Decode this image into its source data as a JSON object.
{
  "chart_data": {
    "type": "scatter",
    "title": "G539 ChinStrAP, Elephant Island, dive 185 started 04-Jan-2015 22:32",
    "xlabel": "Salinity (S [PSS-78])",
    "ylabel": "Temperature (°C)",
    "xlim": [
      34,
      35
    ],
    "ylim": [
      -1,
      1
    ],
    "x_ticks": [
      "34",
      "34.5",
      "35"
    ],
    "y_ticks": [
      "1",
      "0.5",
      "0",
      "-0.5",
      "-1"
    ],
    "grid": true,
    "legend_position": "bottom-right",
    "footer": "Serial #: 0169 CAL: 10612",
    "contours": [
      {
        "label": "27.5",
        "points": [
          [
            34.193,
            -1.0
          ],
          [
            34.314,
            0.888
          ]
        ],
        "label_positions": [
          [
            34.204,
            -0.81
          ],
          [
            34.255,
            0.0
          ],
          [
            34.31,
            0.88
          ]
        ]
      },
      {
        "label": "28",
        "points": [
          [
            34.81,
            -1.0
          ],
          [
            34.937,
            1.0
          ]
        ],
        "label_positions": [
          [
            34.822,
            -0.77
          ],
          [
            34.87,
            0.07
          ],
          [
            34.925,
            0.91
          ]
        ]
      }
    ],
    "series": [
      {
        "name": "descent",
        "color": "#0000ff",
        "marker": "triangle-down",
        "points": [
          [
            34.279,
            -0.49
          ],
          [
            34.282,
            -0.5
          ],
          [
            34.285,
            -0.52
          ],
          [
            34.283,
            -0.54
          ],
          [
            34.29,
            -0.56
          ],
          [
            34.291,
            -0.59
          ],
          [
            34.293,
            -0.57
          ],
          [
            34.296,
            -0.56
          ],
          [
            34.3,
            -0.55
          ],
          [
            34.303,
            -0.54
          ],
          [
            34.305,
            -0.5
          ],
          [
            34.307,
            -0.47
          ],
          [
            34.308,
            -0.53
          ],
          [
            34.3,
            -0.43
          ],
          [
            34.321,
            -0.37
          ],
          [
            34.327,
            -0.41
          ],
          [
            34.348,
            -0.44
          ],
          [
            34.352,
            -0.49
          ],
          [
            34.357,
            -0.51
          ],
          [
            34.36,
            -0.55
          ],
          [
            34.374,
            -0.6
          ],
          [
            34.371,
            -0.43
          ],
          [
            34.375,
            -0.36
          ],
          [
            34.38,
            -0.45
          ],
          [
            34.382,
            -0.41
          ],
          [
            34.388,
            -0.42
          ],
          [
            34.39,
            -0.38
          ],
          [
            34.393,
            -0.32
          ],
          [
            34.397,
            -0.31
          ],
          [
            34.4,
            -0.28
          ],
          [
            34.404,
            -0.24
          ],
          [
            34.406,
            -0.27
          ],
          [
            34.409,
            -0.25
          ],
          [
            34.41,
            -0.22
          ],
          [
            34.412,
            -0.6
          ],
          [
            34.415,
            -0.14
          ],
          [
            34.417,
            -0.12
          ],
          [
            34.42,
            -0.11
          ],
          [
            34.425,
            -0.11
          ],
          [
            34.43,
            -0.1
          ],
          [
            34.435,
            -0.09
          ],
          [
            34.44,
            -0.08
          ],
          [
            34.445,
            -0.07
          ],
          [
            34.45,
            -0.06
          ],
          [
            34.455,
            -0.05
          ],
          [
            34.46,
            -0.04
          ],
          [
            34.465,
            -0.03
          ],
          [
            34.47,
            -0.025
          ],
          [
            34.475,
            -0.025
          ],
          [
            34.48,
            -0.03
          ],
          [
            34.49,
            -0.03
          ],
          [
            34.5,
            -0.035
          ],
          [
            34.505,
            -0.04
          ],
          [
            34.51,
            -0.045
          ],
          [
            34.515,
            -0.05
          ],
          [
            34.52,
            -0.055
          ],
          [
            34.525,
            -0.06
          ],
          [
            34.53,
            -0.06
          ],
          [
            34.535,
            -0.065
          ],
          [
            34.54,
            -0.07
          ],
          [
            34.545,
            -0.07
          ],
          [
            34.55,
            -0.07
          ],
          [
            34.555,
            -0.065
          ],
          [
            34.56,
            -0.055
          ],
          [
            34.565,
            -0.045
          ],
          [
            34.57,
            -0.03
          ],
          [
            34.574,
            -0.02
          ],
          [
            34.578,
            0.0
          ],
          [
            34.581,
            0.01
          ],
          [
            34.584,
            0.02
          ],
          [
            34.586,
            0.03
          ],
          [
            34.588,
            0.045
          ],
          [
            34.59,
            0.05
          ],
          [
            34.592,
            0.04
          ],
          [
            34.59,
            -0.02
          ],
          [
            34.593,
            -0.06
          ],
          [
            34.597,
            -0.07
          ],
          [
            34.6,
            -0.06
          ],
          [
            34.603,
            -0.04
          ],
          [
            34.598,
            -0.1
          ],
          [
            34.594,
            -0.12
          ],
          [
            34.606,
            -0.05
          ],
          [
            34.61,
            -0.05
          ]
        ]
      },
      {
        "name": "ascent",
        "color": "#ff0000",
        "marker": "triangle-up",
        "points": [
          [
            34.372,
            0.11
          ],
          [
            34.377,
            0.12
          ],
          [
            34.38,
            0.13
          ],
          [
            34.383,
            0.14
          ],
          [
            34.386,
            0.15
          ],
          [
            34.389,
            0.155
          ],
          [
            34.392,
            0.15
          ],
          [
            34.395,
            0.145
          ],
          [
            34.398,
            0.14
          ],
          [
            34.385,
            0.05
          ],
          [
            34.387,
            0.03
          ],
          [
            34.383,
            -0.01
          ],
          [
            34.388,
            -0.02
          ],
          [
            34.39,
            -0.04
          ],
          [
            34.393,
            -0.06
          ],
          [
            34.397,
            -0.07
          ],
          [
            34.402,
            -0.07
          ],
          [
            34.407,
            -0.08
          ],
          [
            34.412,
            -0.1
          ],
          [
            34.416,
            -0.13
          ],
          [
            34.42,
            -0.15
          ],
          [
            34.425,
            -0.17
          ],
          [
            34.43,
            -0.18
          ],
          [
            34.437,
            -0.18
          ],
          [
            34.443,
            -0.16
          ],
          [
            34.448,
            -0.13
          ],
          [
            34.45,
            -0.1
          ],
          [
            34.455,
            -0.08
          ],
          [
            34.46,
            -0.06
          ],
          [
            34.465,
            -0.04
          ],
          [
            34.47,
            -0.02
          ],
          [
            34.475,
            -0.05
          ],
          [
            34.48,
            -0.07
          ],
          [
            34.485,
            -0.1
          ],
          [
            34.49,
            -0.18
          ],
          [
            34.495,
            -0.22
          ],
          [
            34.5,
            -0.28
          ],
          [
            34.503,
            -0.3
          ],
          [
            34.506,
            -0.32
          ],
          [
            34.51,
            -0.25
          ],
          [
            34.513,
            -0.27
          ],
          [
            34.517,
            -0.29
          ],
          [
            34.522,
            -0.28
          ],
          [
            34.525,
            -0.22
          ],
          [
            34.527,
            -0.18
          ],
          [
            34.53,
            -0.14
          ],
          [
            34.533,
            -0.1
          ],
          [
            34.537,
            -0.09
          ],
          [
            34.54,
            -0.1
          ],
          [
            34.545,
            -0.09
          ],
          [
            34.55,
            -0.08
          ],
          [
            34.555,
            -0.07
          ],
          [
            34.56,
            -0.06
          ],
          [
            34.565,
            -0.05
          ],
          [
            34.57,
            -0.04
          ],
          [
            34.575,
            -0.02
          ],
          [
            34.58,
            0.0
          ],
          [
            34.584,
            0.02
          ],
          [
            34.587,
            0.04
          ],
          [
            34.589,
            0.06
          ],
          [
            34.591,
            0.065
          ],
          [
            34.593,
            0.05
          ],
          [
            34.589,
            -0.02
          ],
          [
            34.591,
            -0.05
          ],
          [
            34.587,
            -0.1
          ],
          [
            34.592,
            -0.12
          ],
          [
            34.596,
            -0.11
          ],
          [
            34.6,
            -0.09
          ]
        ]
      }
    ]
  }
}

Problem requirements — Only the number is wanted: how many lines of the data contain the word "marker"?

Worked solution — 2